[EXERCISE DIRECTIONS]: Show each line from the listing that includes the word "text".

______

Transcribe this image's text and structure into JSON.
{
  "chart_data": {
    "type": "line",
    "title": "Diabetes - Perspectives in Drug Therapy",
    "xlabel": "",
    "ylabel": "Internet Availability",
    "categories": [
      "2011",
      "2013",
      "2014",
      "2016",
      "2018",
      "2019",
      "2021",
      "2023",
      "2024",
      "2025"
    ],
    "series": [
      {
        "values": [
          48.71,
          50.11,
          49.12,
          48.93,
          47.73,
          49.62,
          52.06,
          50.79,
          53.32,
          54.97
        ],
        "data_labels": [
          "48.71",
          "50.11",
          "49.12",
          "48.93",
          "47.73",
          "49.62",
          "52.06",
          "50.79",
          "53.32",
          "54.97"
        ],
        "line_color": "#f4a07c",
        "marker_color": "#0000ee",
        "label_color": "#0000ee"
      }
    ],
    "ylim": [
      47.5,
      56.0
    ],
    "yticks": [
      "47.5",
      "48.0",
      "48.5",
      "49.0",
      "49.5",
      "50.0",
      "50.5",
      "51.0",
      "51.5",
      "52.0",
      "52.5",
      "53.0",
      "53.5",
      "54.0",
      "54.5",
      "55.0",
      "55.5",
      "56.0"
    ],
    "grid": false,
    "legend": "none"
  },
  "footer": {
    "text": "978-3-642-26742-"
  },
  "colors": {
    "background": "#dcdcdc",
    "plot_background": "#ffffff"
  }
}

______

[RESULT OF THIS TASK]:
Transcribe this image's text and structure into JSON.
    "text": "978-3-642-26742-"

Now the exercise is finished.